● DIRECTIONS FOR THIS TASK: List all lines in the material below that contain "What".

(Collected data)
□ □ □ □ □ □ □
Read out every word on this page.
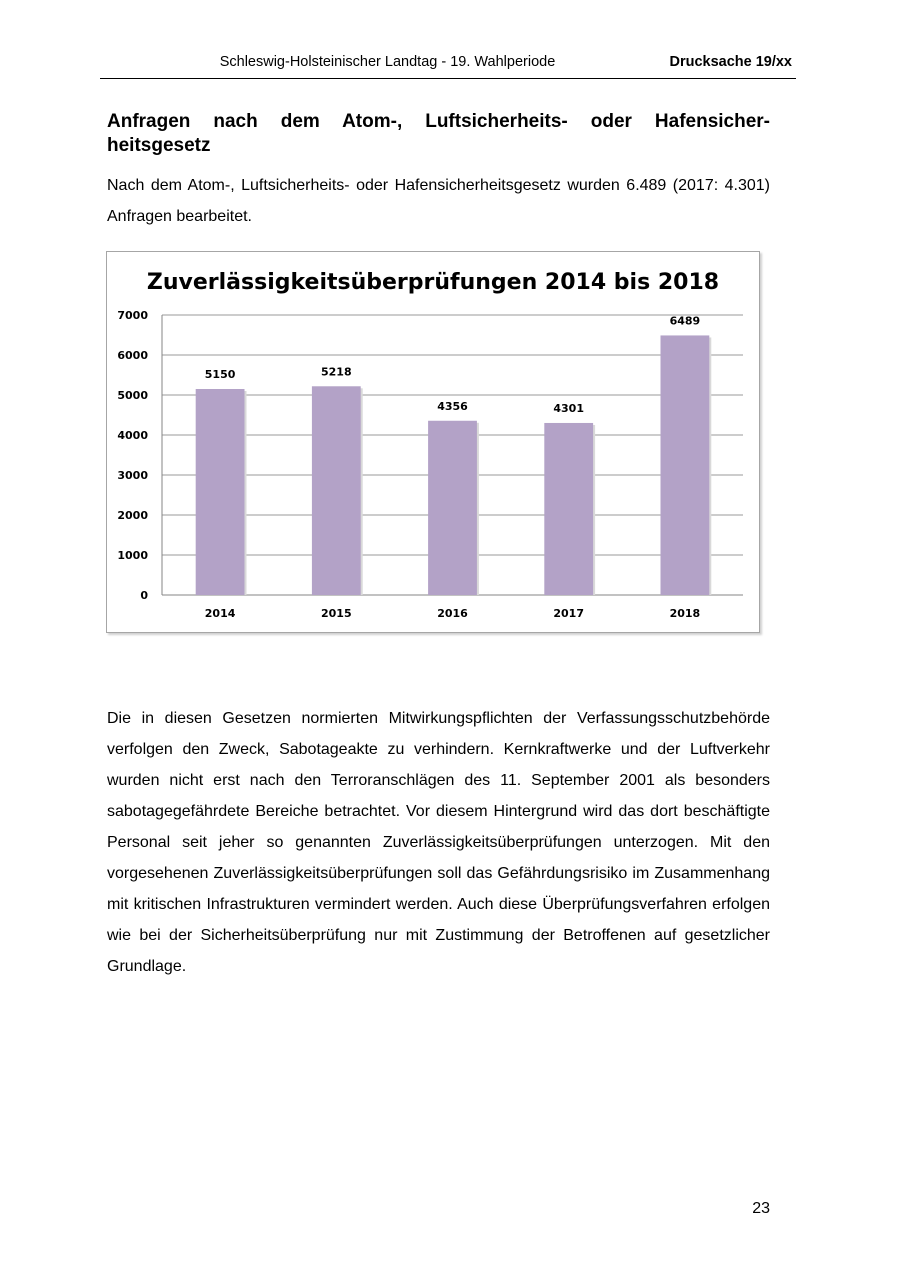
Schleswig-Holsteinischer Landtag - 19. Wahlperiode	Drucksache 19/xx
Anfragen nach dem Atom-, Luftsicherheits- oder Hafensicher-
heitsgesetz

Nach dem Atom-, Luftsicherheits- oder Hafensicherheitsgesetz wurden 6.489 (2017: 4.301) Anfragen bearbeitet.

Zuverlässigkeitsüberprüfungen 2014 bis 2018
0
1000
2000
3000
4000
5000
6000
7000
5150
2014
5218
2015
4356
2016
4301
2017
6489
2018

Die in diesen Gesetzen normierten Mitwirkungspflichten der Verfassungsschutzbehörde verfolgen den Zweck, Sabotageakte zu verhindern. Kernkraftwerke und der Luftverkehr wurden nicht erst nach den Terroranschlägen des 11. September 2001 als besonders sabotagegefährdete Bereiche betrachtet. Vor diesem Hintergrund wird das dort beschäftigte Personal seit jeher so genannten Zuverlässigkeitsüberprüfungen unterzogen. Mit den vorgesehenen Zuverlässigkeitsüberprüfungen soll das Gefährdungsrisiko im Zusammenhang mit kritischen Infrastrukturen vermindert werden. Auch diese Überprüfungsverfahren erfolgen wie bei der Sicherheitsüberprüfung nur mit Zustimmung der Betroffenen auf gesetzlicher Grundlage.

23
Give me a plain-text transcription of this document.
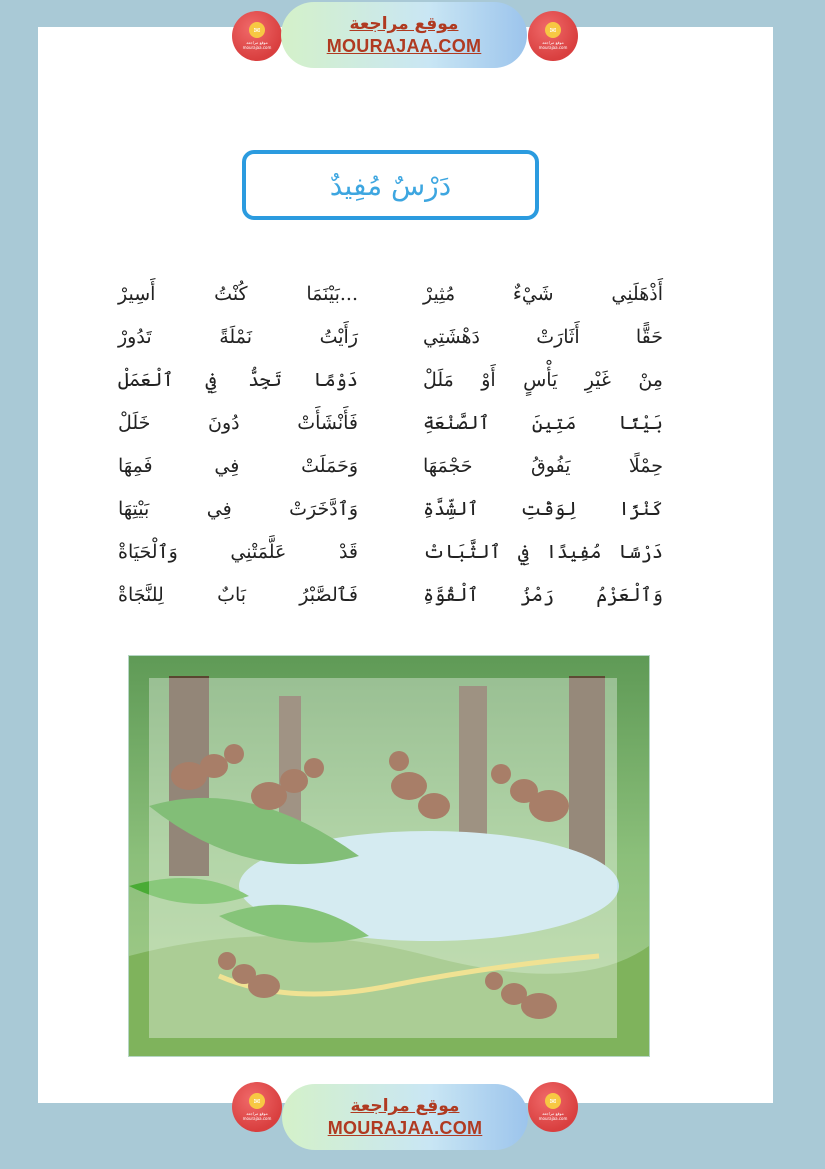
✉
موقع مراجعة mourajaa.com
موقع مراجعة
MOURAJAA.COM
✉
موقع مراجعة mourajaa.com
دَرْسٌ مُفِيدٌ
...بَيْنَمَا كُنْتُ أَسِيرْ	أَذْهَلَنِي شَيْءٌ مُثِيرْ
رَأَيْتُ نَمْلَةً تَدُورْ	حَقًّا أَثَارَتْ دَهْشَتِي
دَوْمًا تَجِدُّ فِي ٱلْعَمَلْ	مِنْ غَيْرِ يَأْسٍ أَوْ مَلَلْ
فَأَنْشَأَتْ دُونَ خَلَلْ	بَيْتًا مَتِينَ ٱلصَّنْعَةِ
وَحَمَلَتْ فِي فَمِهَا	حِمْلًا يَفُوقُ حَجْمَهَا
وَٱدَّخَرَتْ فِي بَيْتِهَا	كَنْزًا لِوَقْتِ ٱلشِّدَّةِ
قَدْ عَلَّمَتْنِي وَٱلْحَيَاةْ	دَرْسًا مُفِيدًا فِي ٱلثَّبَاتْ
فَٱلصَّبْرُ بَابٌ لِلنَّجَاةْ	وَٱلْعَزْمُ رَمْزُ ٱلْقُوَّةِ
✉
موقع مراجعة mourajaa.com
موقع مراجعة
MOURAJAA.COM
✉
موقع مراجعة mourajaa.com
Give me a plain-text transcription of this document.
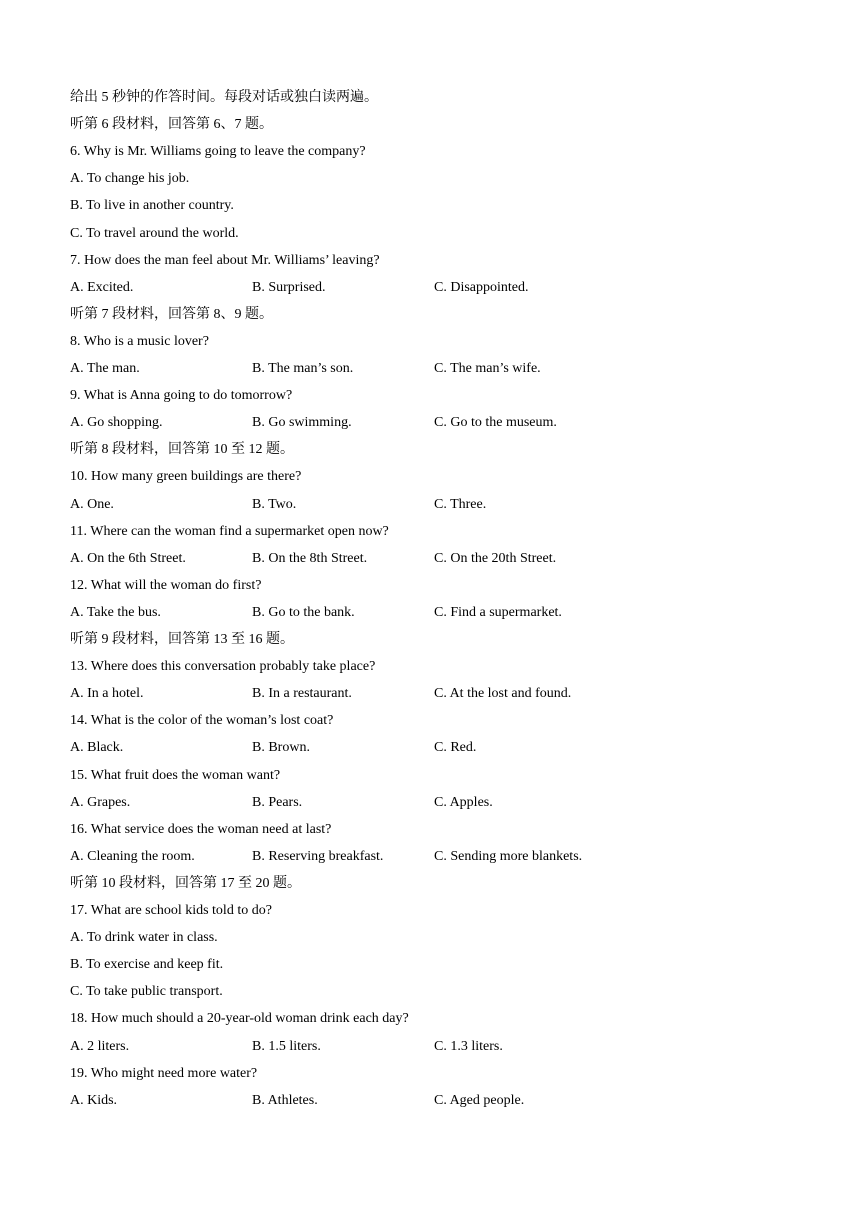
给出 5 秒钟的作答时间。每段对话或独白读两遍。
听第 6 段材料，回答第 6、7 题。
6. Why is Mr. Williams going to leave the company?
A. To change his job.
B. To live in another country.
C. To travel around the world.
7. How does the man feel about Mr. Williams’ leaving?
A. Excited.	B. Surprised.	C. Disappointed.
听第 7 段材料，回答第 8、9 题。
8. Who is a music lover?
A. The man.	B. The man’s son.	C. The man’s wife.
9. What is Anna going to do tomorrow?
A. Go shopping.	B. Go swimming.	C. Go to the museum.
听第 8 段材料，回答第 10 至 12 题。
10. How many green buildings are there?
A. One.	B. Two.	C. Three.
11. Where can the woman find a supermarket open now?
A. On the 6th Street.	B. On the 8th Street.	C. On the 20th Street.
12. What will the woman do first?
A. Take the bus.	B. Go to the bank.	C. Find a supermarket.
听第 9 段材料，回答第 13 至 16 题。
13. Where does this conversation probably take place?
A. In a hotel.	B. In a restaurant.	C. At the lost and found.
14. What is the color of the woman’s lost coat?
A. Black.	B. Brown.	C. Red.
15. What fruit does the woman want?
A. Grapes.	B. Pears.	C. Apples.
16. What service does the woman need at last?
A. Cleaning the room.	B. Reserving breakfast.	C. Sending more blankets.
听第 10 段材料，回答第 17 至 20 题。
17. What are school kids told to do?
A. To drink water in class.
B. To exercise and keep fit.
C. To take public transport.
18. How much should a 20-year-old woman drink each day?
A. 2 liters.	B. 1.5 liters.	C. 1.3 liters.
19. Who might need more water?
A. Kids.	B. Athletes.	C. Aged people.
□ □ □ □ □ □ □
● FINISHED EXERCISE:
9. What is Anna going to do tomorrow?
12. What will the woman do first?
14. What is the color of the woman’s lost coat?
15. What fruit does the woman want?
16. What service does the woman need at last?
17. What are school kids told to do?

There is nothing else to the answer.